- _Your objective_
Reproduce each line exactly. Skip none.

- _Extracted information_
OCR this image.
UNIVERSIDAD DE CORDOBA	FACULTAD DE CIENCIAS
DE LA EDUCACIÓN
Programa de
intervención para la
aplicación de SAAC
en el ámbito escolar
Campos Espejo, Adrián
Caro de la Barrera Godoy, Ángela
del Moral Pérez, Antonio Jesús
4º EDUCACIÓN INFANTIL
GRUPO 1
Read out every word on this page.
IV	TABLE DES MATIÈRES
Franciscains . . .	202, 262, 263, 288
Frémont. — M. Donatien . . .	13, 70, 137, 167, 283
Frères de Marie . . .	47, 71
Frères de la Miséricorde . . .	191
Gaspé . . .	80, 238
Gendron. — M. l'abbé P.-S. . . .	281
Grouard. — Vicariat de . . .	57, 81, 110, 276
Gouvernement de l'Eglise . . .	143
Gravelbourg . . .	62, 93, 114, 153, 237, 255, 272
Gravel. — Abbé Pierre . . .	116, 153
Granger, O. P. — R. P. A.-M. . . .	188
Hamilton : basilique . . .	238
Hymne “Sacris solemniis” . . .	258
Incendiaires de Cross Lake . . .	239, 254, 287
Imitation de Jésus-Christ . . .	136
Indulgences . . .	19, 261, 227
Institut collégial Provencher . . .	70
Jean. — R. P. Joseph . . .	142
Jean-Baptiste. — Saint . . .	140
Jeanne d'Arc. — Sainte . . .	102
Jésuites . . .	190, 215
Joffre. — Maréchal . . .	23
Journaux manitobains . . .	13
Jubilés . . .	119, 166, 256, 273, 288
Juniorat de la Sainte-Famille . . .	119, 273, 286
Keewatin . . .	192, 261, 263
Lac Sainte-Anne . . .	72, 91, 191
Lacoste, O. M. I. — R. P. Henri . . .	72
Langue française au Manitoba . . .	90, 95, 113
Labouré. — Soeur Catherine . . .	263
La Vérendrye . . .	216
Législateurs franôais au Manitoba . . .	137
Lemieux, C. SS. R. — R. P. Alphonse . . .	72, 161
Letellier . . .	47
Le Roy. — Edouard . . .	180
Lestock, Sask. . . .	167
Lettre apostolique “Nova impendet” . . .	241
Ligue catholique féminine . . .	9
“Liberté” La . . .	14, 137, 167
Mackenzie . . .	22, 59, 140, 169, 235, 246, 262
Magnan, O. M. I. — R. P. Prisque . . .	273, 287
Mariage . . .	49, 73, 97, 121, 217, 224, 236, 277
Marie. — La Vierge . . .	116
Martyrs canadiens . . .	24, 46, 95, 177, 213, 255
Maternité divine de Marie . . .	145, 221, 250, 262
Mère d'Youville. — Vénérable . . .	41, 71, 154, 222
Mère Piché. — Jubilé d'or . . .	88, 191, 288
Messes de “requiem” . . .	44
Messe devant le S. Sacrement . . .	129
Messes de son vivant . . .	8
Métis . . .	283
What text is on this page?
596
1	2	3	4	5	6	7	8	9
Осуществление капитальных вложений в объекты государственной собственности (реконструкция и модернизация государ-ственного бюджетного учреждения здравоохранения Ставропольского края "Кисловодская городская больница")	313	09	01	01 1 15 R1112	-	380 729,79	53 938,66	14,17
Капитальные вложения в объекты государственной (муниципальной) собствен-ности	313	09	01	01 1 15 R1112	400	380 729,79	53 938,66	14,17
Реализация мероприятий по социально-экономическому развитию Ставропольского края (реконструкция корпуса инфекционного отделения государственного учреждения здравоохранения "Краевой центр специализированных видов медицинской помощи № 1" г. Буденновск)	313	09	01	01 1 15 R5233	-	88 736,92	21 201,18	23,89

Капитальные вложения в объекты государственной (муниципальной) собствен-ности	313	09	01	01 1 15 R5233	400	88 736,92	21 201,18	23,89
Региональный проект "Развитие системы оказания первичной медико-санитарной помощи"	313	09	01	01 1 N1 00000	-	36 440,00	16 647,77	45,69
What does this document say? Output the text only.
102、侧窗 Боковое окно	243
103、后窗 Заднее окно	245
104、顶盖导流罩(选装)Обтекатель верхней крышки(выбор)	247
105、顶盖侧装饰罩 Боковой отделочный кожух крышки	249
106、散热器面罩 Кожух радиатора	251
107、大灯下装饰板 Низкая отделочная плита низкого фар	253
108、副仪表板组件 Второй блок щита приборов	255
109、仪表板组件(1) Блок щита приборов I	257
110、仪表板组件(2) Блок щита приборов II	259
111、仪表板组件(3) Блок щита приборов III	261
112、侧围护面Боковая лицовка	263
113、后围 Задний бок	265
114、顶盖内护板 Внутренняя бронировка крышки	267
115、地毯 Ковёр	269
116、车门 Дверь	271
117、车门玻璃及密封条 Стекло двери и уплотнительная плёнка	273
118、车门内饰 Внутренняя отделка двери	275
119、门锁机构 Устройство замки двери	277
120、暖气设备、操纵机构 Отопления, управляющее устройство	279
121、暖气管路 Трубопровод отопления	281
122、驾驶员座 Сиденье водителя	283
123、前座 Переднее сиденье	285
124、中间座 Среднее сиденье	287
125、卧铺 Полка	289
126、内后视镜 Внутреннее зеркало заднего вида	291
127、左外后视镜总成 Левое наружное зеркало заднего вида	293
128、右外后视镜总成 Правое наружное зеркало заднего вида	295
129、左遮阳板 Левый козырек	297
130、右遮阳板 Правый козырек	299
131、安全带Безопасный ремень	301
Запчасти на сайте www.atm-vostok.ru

- _Written response_
OCR this image.
UNIVERSIDAD DE CORDOBA	FACULTAD DE CIENCIAS
DE LA EDUCACIÓN
Programa de
intervención para la
aplicación de SAAC
en el ámbito escolar
Campos Espejo, Adrián
Caro de la Barrera Godoy, Ángela
del Moral Pérez, Antonio Jesús
4º EDUCACIÓN INFANTIL
GRUPO 1
Read out every word on this page.
IV	TABLE DES MATIÈRES
Franciscains . . .	202, 262, 263, 288
Frémont. — M. Donatien . . .	13, 70, 137, 167, 283
Frères de Marie . . .	47, 71
Frères de la Miséricorde . . .	191
Gaspé . . .	80, 238
Gendron. — M. l'abbé P.-S. . . .	281
Grouard. — Vicariat de . . .	57, 81, 110, 276
Gouvernement de l'Eglise . . .	143
Gravelbourg . . .	62, 93, 114, 153, 237, 255, 272
Gravel. — Abbé Pierre . . .	116, 153
Granger, O. P. — R. P. A.-M. . . .	188
Hamilton : basilique . . .	238
Hymne “Sacris solemniis” . . .	258
Incendiaires de Cross Lake . . .	239, 254, 287
Imitation de Jésus-Christ . . .	136
Indulgences . . .	19, 261, 227
Institut collégial Provencher . . .	70
Jean. — R. P. Joseph . . .	142
Jean-Baptiste. — Saint . . .	140
Jeanne d'Arc. — Sainte . . .	102
Jésuites . . .	190, 215
Joffre. — Maréchal . . .	23
Journaux manitobains . . .	13
Jubilés . . .	119, 166, 256, 273, 288
Juniorat de la Sainte-Famille . . .	119, 273, 286
Keewatin . . .	192, 261, 263
Lac Sainte-Anne . . .	72, 91, 191
Lacoste, O. M. I. — R. P. Henri . . .	72
Langue française au Manitoba . . .	90, 95, 113
Labouré. — Soeur Catherine . . .	263
La Vérendrye . . .	216
Législateurs franôais au Manitoba . . .	137
Lemieux, C. SS. R. — R. P. Alphonse . . .	72, 161
Letellier . . .	47
Le Roy. — Edouard . . .	180
Lestock, Sask. . . .	167
Lettre apostolique “Nova impendet” . . .	241
Ligue catholique féminine . . .	9
“Liberté” La . . .	14, 137, 167
Mackenzie . . .	22, 59, 140, 169, 235, 246, 262
Magnan, O. M. I. — R. P. Prisque . . .	273, 287
Mariage . . .	49, 73, 97, 121, 217, 224, 236, 277
Marie. — La Vierge . . .	116
Martyrs canadiens . . .	24, 46, 95, 177, 213, 255
Maternité divine de Marie . . .	145, 221, 250, 262
Mère d'Youville. — Vénérable . . .	41, 71, 154, 222
Mère Piché. — Jubilé d'or . . .	88, 191, 288
Messes de “requiem” . . .	44
Messe devant le S. Sacrement . . .	129
Messes de son vivant . . .	8
Métis . . .	283
What text is on this page?
596
1	2	3	4	5	6	7	8	9
Осуществление капитальных вложений в объекты государственной собственности (реконструкция и модернизация государ-ственного бюджетного учреждения здравоохранения Ставропольского края "Кисловодская городская больница")	313	09	01	01 1 15 R1112	-	380 729,79	53 938,66	14,17
Капитальные вложения в объекты государственной (муниципальной) собствен-ности	313	09	01	01 1 15 R1112	400	380 729,79	53 938,66	14,17
Реализация мероприятий по социально-экономическому развитию Ставропольского края (реконструкция корпуса инфекционного отделения государственного учреждения здравоохранения "Краевой центр специализированных видов медицинской помощи № 1" г. Буденновск)	313	09	01	01 1 15 R5233	-	88 736,92	21 201,18	23,89

Капитальные вложения в объекты государственной (муниципальной) собствен-ности	313	09	01	01 1 15 R5233	400	88 736,92	21 201,18	23,89
Региональный проект "Развитие системы оказания первичной медико-санитарной помощи"	313	09	01	01 1 N1 00000	-	36 440,00	16 647,77	45,69
What does this document say? Output the text only.
102、侧窗 Боковое окно	243
103、后窗 Заднее окно	245
104、顶盖导流罩(选装)Обтекатель верхней крышки(выбор)	247
105、顶盖侧装饰罩 Боковой отделочный кожух крышки	249
106、散热器面罩 Кожух радиатора	251
107、大灯下装饰板 Низкая отделочная плита низкого фар	253
108、副仪表板组件 Второй блок щита приборов	255
109、仪表板组件(1) Блок щита приборов I	257
110、仪表板组件(2) Блок щита приборов II	259
111、仪表板组件(3) Блок щита приборов III	261
112、侧围护面Боковая лицовка	263
113、后围 Задний бок	265
114、顶盖内护板 Внутренняя бронировка крышки	267
115、地毯 Ковёр	269
116、车门 Дверь	271
117、车门玻璃及密封条 Стекло двери и уплотнительная плёнка	273
118、车门内饰 Внутренняя отделка двери	275
119、门锁机构 Устройство замки двери	277
120、暖气设备、操纵机构 Отопления, управляющее устройство	279
121、暖气管路 Трубопровод отопления	281
122、驾驶员座 Сиденье водителя	283
123、前座 Переднее сиденье	285
124、中间座 Среднее сиденье	287
125、卧铺 Полка	289
126、内后视镜 Внутреннее зеркало заднего вида	291
127、左外后视镜总成 Левое наружное зеркало заднего вида	293
128、右外后视镜总成 Правое наружное зеркало заднего вида	295
129、左遮阳板 Левый козырек	297
130、右遮阳板 Правый козырек	299
131、安全带Безопасный ремень	301
Запчасти на сайте www.atm-vostok.ru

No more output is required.